Written exercise
Reproduce the rows below verbatim, starting with the first row and ending with the row that contains "calendar-icon[interactable] xyxy=(169,241,184,259)", both included.

Given records
+++

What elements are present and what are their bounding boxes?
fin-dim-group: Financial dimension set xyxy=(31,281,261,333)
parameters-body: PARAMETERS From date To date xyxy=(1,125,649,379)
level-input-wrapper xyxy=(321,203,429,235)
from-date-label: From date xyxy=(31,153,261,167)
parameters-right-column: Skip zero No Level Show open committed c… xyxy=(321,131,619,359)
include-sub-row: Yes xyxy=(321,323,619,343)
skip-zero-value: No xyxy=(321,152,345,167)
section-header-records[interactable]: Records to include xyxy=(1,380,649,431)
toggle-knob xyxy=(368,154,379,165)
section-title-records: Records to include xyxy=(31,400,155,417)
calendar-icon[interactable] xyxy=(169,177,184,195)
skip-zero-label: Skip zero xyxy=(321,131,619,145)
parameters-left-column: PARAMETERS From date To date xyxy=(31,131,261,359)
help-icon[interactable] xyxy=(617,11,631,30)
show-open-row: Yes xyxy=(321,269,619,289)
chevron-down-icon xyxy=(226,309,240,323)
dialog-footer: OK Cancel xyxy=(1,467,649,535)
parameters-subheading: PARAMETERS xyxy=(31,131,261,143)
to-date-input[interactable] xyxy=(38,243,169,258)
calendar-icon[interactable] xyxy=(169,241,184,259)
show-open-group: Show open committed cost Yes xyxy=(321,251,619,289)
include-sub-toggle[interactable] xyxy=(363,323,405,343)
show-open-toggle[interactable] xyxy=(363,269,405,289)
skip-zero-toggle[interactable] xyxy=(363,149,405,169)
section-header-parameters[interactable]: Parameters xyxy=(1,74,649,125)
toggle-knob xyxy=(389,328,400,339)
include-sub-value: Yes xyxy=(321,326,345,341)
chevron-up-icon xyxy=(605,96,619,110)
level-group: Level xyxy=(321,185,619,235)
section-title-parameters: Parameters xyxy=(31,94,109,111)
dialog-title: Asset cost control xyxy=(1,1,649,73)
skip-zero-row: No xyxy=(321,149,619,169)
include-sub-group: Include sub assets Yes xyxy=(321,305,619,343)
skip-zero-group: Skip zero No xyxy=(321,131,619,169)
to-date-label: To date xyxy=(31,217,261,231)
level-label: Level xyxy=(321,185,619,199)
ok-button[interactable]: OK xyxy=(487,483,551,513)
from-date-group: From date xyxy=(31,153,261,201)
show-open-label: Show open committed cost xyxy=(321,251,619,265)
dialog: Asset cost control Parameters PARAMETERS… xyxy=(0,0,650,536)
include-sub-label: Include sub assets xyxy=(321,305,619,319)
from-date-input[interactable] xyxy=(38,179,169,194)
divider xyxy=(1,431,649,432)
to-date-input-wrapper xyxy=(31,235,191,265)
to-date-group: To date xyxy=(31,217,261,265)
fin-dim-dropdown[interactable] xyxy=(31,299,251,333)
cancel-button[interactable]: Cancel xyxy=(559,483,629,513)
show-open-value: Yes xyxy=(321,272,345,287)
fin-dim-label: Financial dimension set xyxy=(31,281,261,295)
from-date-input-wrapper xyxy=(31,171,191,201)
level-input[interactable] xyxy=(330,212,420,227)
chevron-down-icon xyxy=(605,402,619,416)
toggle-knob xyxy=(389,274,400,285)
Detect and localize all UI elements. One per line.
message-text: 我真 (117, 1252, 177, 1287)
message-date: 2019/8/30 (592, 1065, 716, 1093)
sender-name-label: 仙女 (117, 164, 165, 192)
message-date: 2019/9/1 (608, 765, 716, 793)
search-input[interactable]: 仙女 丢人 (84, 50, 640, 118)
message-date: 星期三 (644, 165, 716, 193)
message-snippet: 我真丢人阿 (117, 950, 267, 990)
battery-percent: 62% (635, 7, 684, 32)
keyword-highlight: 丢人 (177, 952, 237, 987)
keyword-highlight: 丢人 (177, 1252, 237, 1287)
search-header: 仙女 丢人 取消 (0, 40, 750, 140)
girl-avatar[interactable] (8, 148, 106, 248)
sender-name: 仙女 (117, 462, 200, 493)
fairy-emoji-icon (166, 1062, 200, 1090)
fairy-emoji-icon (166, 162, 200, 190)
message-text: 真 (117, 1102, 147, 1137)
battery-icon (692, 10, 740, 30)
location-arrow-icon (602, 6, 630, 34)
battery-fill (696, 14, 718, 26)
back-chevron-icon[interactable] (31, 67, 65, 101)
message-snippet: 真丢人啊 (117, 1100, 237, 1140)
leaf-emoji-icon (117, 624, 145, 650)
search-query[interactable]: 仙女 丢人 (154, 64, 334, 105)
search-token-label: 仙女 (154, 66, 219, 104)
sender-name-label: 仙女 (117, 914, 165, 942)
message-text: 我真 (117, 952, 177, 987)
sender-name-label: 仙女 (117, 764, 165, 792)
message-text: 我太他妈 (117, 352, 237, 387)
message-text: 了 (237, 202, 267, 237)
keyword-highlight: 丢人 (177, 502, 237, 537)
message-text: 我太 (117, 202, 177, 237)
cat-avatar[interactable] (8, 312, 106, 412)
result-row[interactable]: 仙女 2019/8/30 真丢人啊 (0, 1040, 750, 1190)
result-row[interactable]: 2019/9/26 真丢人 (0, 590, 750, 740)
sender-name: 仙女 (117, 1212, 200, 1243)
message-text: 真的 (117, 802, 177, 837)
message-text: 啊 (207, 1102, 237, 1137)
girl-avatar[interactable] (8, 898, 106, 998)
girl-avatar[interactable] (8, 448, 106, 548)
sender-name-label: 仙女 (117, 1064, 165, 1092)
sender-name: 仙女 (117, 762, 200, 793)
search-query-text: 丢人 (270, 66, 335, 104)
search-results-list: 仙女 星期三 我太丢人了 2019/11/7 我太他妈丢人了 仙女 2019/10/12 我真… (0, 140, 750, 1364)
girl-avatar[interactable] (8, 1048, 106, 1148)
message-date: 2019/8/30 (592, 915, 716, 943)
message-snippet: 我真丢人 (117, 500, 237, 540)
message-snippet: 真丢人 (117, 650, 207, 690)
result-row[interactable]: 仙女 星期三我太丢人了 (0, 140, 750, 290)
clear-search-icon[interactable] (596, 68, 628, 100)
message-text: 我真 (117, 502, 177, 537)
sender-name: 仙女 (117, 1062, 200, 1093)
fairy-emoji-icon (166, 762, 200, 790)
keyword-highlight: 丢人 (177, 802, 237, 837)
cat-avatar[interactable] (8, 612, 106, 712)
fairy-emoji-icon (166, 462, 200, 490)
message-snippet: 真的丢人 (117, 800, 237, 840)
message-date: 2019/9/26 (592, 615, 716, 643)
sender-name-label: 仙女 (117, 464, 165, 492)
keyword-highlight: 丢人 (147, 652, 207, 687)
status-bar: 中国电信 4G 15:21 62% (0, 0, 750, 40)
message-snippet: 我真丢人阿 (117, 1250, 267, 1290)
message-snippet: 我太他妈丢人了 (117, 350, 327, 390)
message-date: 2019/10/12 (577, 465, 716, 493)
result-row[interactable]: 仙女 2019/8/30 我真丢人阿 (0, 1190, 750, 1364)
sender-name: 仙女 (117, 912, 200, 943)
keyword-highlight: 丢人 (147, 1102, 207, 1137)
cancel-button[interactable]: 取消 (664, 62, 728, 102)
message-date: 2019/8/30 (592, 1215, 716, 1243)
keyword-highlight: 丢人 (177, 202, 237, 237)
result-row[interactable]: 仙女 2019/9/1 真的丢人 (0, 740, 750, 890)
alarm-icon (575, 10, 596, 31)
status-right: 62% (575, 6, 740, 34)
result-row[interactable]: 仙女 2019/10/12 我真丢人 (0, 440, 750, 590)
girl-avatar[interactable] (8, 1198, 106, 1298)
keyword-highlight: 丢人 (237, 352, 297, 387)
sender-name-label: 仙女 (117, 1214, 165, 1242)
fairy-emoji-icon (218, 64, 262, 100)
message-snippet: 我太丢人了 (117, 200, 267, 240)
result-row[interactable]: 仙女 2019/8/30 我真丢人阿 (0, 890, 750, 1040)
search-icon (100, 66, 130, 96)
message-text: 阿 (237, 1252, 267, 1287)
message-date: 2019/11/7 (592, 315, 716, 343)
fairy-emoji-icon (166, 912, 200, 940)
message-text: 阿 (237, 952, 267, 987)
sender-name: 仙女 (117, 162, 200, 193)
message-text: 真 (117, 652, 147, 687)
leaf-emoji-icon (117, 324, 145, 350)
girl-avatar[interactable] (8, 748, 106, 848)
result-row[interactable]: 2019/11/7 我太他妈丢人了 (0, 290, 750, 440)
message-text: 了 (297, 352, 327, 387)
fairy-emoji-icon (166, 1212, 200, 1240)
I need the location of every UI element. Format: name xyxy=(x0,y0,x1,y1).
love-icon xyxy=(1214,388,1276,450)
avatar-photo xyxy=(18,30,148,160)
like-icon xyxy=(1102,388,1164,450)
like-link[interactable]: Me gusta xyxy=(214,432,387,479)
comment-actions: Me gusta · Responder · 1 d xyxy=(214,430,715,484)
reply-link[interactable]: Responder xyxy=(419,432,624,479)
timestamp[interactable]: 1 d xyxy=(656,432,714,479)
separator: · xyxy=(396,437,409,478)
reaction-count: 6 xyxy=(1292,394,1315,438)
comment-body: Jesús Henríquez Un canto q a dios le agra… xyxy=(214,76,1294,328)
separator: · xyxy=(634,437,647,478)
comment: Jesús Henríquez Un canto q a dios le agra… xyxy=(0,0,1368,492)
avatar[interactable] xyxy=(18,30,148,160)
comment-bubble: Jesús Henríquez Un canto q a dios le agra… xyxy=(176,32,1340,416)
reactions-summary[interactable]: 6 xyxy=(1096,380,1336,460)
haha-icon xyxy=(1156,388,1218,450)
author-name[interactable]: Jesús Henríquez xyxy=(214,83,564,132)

+++

Solution to this task
What elements are present and what are their bounding boxes?
fin-dim-group: Financial dimension set xyxy=(31,281,261,333)
parameters-body: PARAMETERS From date To date xyxy=(1,125,649,379)
level-input-wrapper xyxy=(321,203,429,235)
from-date-label: From date xyxy=(31,153,261,167)
parameters-right-column: Skip zero No Level Show open committed c… xyxy=(321,131,619,359)
include-sub-row: Yes xyxy=(321,323,619,343)
skip-zero-value: No xyxy=(321,152,345,167)
section-header-records[interactable]: Records to include xyxy=(1,380,649,431)
toggle-knob xyxy=(368,154,379,165)
section-title-records: Records to include xyxy=(31,400,155,417)
calendar-icon[interactable] xyxy=(169,177,184,195)
skip-zero-label: Skip zero xyxy=(321,131,619,145)
parameters-left-column: PARAMETERS From date To date xyxy=(31,131,261,359)
help-icon[interactable] xyxy=(617,11,631,30)
show-open-row: Yes xyxy=(321,269,619,289)
chevron-down-icon xyxy=(226,309,240,323)
dialog-footer: OK Cancel xyxy=(1,467,649,535)
parameters-subheading: PARAMETERS xyxy=(31,131,261,143)
to-date-input[interactable] xyxy=(38,243,169,258)
calendar-icon[interactable] xyxy=(169,241,184,259)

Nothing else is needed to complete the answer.